§ **WHAT YOU WILL DO**:
Leave out the pictures and return every entry exactly as it appears.

□ □ □ □ □ □ □

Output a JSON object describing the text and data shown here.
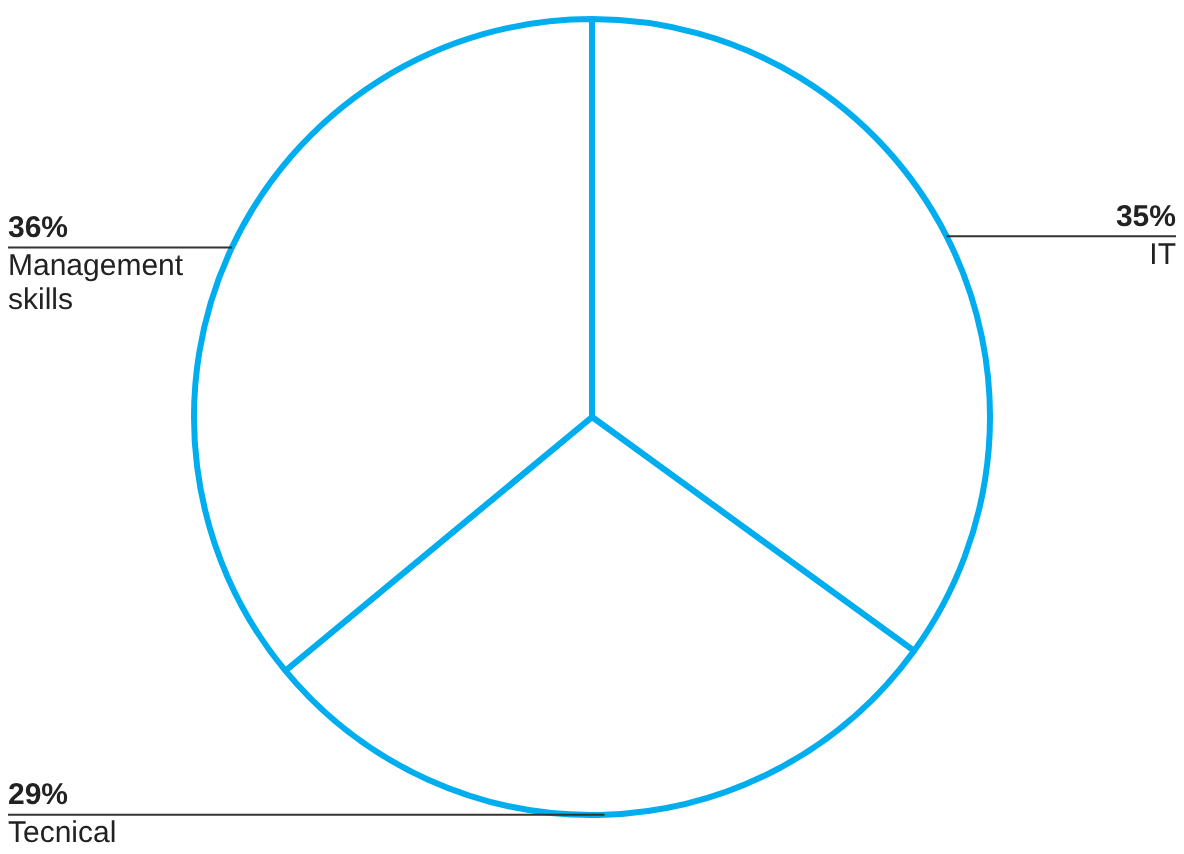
{
  "chart_data": {
    "type": "pie",
    "categories": [
      "IT",
      "Tecnical",
      "Management skills"
    ],
    "values": [
      35,
      29,
      36
    ],
    "value_labels": [
      "35%",
      "29%",
      "36%"
    ],
    "colors": [
      "#ffffff",
      "#ffffff",
      "#ffffff"
    ],
    "color": "#00aeef",
    "legend": false
  }
}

□ □ □ □ □ □ □

§ **FINAL RESULT**:
Output a JSON object describing the text and data shown here.
{
  "chart_data": {
    "type": "pie",
    "categories": [
      "IT",
      "Tecnical",
      "Management skills"
    ],
    "values": [
      35,
      29,
      36
    ],
    "value_labels": [
      "35%",
      "29%",
      "36%"
    ],
    "colors": [
      "#ffffff",
      "#ffffff",
      "#ffffff"
    ],
    "color": "#00aeef",
    "legend": false
  }
}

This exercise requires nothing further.